Reproduce each of the items below line for line, with no change to any word, number or symbol.

↓↓↓

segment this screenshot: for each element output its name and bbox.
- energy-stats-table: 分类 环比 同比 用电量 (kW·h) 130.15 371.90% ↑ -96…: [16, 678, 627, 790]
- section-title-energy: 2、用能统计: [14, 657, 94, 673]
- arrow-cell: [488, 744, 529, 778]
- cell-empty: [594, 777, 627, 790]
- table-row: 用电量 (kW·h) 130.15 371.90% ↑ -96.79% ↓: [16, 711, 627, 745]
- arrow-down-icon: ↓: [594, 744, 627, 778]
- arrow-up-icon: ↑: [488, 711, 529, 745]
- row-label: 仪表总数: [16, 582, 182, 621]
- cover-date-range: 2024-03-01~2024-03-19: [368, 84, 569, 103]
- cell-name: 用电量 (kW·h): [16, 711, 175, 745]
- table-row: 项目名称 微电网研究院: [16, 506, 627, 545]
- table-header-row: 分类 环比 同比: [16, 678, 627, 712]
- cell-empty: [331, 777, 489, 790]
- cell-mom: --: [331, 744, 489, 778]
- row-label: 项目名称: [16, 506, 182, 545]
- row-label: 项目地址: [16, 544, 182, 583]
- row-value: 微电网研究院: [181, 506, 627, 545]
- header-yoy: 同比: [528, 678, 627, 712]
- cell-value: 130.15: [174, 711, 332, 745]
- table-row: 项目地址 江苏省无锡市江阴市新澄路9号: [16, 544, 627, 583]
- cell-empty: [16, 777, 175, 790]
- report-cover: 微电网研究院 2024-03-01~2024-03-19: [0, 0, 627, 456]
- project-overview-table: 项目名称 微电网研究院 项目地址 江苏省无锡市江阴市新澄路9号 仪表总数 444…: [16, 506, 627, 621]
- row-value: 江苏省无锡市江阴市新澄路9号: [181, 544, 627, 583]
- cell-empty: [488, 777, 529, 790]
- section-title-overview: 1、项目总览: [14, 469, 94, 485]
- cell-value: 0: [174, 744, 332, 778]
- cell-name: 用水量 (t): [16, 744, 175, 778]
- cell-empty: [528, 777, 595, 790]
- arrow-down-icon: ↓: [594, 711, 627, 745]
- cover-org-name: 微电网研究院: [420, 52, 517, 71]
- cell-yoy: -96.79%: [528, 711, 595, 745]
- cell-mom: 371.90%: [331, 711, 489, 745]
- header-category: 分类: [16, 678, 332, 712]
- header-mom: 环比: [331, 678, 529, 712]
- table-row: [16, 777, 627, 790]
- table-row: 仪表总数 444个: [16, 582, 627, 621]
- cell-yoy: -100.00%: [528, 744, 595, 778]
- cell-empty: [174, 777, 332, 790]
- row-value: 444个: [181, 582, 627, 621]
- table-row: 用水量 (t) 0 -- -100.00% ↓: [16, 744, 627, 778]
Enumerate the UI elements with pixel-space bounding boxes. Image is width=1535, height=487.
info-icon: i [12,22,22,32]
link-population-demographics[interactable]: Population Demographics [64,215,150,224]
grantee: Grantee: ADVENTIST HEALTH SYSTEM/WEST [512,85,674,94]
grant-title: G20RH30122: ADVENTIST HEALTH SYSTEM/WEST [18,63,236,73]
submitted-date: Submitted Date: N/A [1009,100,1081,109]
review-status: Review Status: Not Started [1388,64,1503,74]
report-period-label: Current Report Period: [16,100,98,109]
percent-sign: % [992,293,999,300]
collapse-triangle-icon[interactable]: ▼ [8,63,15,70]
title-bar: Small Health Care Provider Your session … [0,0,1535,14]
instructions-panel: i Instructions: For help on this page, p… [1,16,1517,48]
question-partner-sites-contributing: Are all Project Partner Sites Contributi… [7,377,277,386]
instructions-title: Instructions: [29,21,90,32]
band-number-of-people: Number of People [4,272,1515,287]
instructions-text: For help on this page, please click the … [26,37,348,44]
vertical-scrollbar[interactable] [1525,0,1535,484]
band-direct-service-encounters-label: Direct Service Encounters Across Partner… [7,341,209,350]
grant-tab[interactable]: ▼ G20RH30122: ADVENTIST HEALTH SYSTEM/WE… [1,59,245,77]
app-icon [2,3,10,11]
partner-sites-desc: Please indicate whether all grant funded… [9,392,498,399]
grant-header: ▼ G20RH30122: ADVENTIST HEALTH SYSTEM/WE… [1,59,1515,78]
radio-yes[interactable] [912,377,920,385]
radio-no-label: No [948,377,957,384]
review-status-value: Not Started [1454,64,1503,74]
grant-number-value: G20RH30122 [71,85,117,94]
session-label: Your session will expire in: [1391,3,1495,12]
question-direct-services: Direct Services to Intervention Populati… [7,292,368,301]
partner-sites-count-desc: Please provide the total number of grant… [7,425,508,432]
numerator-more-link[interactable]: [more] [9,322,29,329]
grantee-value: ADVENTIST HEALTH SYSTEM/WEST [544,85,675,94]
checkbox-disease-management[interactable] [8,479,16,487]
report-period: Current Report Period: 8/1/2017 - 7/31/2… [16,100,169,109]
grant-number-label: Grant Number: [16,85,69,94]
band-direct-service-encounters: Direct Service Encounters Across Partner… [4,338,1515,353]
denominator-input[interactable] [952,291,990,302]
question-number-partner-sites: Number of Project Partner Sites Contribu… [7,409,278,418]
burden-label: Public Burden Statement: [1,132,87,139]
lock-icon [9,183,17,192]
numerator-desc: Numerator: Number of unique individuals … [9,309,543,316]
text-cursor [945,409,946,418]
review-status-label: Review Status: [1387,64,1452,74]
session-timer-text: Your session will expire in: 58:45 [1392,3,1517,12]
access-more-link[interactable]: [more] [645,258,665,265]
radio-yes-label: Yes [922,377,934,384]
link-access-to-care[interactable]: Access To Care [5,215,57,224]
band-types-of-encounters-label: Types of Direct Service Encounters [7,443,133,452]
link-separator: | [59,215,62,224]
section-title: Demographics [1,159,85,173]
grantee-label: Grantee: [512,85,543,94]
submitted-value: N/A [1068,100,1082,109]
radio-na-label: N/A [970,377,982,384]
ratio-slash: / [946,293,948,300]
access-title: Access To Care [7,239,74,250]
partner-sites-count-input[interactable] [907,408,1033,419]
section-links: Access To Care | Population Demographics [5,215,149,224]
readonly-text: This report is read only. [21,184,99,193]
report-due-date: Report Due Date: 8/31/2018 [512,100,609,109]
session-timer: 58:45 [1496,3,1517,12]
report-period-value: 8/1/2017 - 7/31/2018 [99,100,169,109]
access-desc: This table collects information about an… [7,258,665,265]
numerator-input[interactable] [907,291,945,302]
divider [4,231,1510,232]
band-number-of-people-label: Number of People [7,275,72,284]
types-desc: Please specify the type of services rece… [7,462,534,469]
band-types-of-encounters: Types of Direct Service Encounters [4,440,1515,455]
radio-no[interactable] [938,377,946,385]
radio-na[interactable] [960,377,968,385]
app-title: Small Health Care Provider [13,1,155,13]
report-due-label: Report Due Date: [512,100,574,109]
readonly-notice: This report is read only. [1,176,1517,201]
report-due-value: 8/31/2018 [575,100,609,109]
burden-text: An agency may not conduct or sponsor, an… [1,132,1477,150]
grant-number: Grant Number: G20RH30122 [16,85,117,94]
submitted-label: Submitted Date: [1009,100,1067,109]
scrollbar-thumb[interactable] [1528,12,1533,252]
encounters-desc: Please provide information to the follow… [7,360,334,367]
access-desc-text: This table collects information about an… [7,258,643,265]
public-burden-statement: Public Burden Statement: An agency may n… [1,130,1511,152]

↑↑↑

:: Complete response ::
segment this screenshot: for each element output its name and bbox.
- energy-stats-table: 分类 环比 同比 用电量 (kW·h) 130.15 371.90% ↑ -96…: [16, 678, 627, 790]
- section-title-energy: 2、用能统计: [14, 657, 94, 673]
- arrow-cell: [488, 744, 529, 778]
- cell-empty: [594, 777, 627, 790]
- table-row: 用电量 (kW·h) 130.15 371.90% ↑ -96.79% ↓: [16, 711, 627, 745]
- arrow-down-icon: ↓: [594, 744, 627, 778]
- arrow-up-icon: ↑: [488, 711, 529, 745]
- row-label: 仪表总数: [16, 582, 182, 621]
- cover-date-range: 2024-03-01~2024-03-19: [368, 84, 569, 103]
- cell-name: 用电量 (kW·h): [16, 711, 175, 745]
- table-row: 项目名称 微电网研究院: [16, 506, 627, 545]
- table-header-row: 分类 环比 同比: [16, 678, 627, 712]
- cell-empty: [331, 777, 489, 790]
- cell-mom: --: [331, 744, 489, 778]
- row-label: 项目名称: [16, 506, 182, 545]
- row-label: 项目地址: [16, 544, 182, 583]
- row-value: 微电网研究院: [181, 506, 627, 545]
- header-yoy: 同比: [528, 678, 627, 712]
- cell-value: 130.15: [174, 711, 332, 745]
- table-row: 项目地址 江苏省无锡市江阴市新澄路9号: [16, 544, 627, 583]
- cell-empty: [16, 777, 175, 790]
- report-cover: 微电网研究院 2024-03-01~2024-03-19: [0, 0, 627, 456]
- project-overview-table: 项目名称 微电网研究院 项目地址 江苏省无锡市江阴市新澄路9号 仪表总数 444…: [16, 506, 627, 621]
- row-value: 江苏省无锡市江阴市新澄路9号: [181, 544, 627, 583]
- cell-empty: [488, 777, 529, 790]
- section-title-overview: 1、项目总览: [14, 469, 94, 485]
- cell-value: 0: [174, 744, 332, 778]
- cell-name: 用水量 (t): [16, 744, 175, 778]
- cell-empty: [528, 777, 595, 790]
- arrow-down-icon: ↓: [594, 711, 627, 745]
- cover-org-name: 微电网研究院: [420, 52, 517, 71]
- cell-yoy: -96.79%: [528, 711, 595, 745]
- cell-mom: 371.90%: [331, 711, 489, 745]
- header-category: 分类: [16, 678, 332, 712]
- header-mom: 环比: [331, 678, 529, 712]
- table-row: [16, 777, 627, 790]
- table-row: 仪表总数 444个: [16, 582, 627, 621]
- cell-yoy: -100.00%: [528, 744, 595, 778]
- cell-empty: [174, 777, 332, 790]
- row-value: 444个: [181, 582, 627, 621]
- table-row: 用水量 (t) 0 -- -100.00% ↓: [16, 744, 627, 778]
Enumerate the UI elements with pixel-space bounding boxes. Image is width=1535, height=487.
info-icon: i [12,22,22,32]
link-population-demographics[interactable]: Population Demographics [64,215,150,224]
grantee: Grantee: ADVENTIST HEALTH SYSTEM/WEST [512,85,674,94]
grant-title: G20RH30122: ADVENTIST HEALTH SYSTEM/WEST [18,63,236,73]
submitted-date: Submitted Date: N/A [1009,100,1081,109]
review-status: Review Status: Not Started [1388,64,1503,74]
report-period-label: Current Report Period: [16,100,98,109]
percent-sign: % [992,293,999,300]
collapse-triangle-icon[interactable]: ▼ [8,63,15,70]
title-bar: Small Health Care Provider Your session … [0,0,1535,14]
instructions-panel: i Instructions: For help on this page, p… [1,16,1517,48]
question-partner-sites-contributing: Are all Project Partner Sites Contributi… [7,377,277,386]
instructions-title: Instructions: [29,21,90,32]
band-number-of-people: Number of People [4,272,1515,287]
instructions-text: For help on this page, please click the … [26,37,348,44]
vertical-scrollbar[interactable] [1525,0,1535,484]
band-direct-service-encounters-label: Direct Service Encounters Across Partner… [7,341,209,350]
grant-tab[interactable]: ▼ G20RH30122: ADVENTIST HEALTH SYSTEM/WE… [1,59,245,77]
app-icon [2,3,10,11]
partner-sites-desc: Please indicate whether all grant funded… [9,392,498,399]
grant-header: ▼ G20RH30122: ADVENTIST HEALTH SYSTEM/WE… [1,59,1515,78]
radio-yes[interactable] [912,377,920,385]
radio-no-label: No [948,377,957,384]
review-status-value: Not Started [1454,64,1503,74]
grant-number-value: G20RH30122 [71,85,117,94]
session-label: Your session will expire in: [1391,3,1495,12]
question-direct-services: Direct Services to Intervention Populati… [7,292,368,301]
partner-sites-count-desc: Please provide the total number of grant… [7,425,508,432]
numerator-more-link[interactable]: [more] [9,322,29,329]
grantee-value: ADVENTIST HEALTH SYSTEM/WEST [544,85,675,94]
checkbox-disease-management[interactable] [8,479,16,487]
report-period: Current Report Period: 8/1/2017 - 7/31/2… [16,100,169,109]
grant-number-label: Grant Number: [16,85,69,94]
band-direct-service-encounters: Direct Service Encounters Across Partner… [4,338,1515,353]
denominator-input[interactable] [952,291,990,302]
question-number-partner-sites: Number of Project Partner Sites Contribu… [7,409,278,418]
burden-label: Public Burden Statement: [1,132,87,139]
lock-icon [9,183,17,192]
numerator-desc: Numerator: Number of unique individuals … [9,309,543,316]
text-cursor [945,409,946,418]
review-status-label: Review Status: [1387,64,1452,74]
session-timer-text: Your session will expire in: 58:45 [1392,3,1517,12]
access-more-link[interactable]: [more] [645,258,665,265]
radio-yes-label: Yes [922,377,934,384]
link-access-to-care[interactable]: Access To Care [5,215,57,224]
band-types-of-encounters-label: Types of Direct Service Encounters [7,443,133,452]
link-separator: | [59,215,62,224]
section-title: Demographics [1,159,85,173]
grantee-label: Grantee: [512,85,543,94]
submitted-value: N/A [1068,100,1082,109]
radio-na-label: N/A [970,377,982,384]
ratio-slash: / [946,293,948,300]
access-title: Access To Care [7,239,74,250]
partner-sites-count-input[interactable] [907,408,1033,419]
section-links: Access To Care | Population Demographics [5,215,149,224]
readonly-text: This report is read only. [21,184,99,193]
report-due-date: Report Due Date: 8/31/2018 [512,100,609,109]
session-timer: 58:45 [1496,3,1517,12]
report-period-value: 8/1/2017 - 7/31/2018 [99,100,169,109]
access-desc: This table collects information about an… [7,258,665,265]
numerator-input[interactable] [907,291,945,302]
divider [4,231,1510,232]
band-number-of-people-label: Number of People [7,275,72,284]
types-desc: Please specify the type of services rece… [7,462,534,469]
band-types-of-encounters: Types of Direct Service Encounters [4,440,1515,455]
radio-no[interactable] [938,377,946,385]
radio-na[interactable] [960,377,968,385]
app-title: Small Health Care Provider [13,1,155,13]
report-due-label: Report Due Date: [512,100,574,109]
readonly-notice: This report is read only. [1,176,1517,201]
report-due-value: 8/31/2018 [575,100,609,109]
burden-text: An agency may not conduct or sponsor, an… [1,132,1477,150]
grant-number: Grant Number: G20RH30122 [16,85,117,94]
submitted-label: Submitted Date: [1009,100,1067,109]
scrollbar-thumb[interactable] [1528,12,1533,252]
encounters-desc: Please provide information to the follow… [7,360,334,367]
access-desc-text: This table collects information about an… [7,258,643,265]
public-burden-statement: Public Burden Statement: An agency may n… [1,130,1511,152]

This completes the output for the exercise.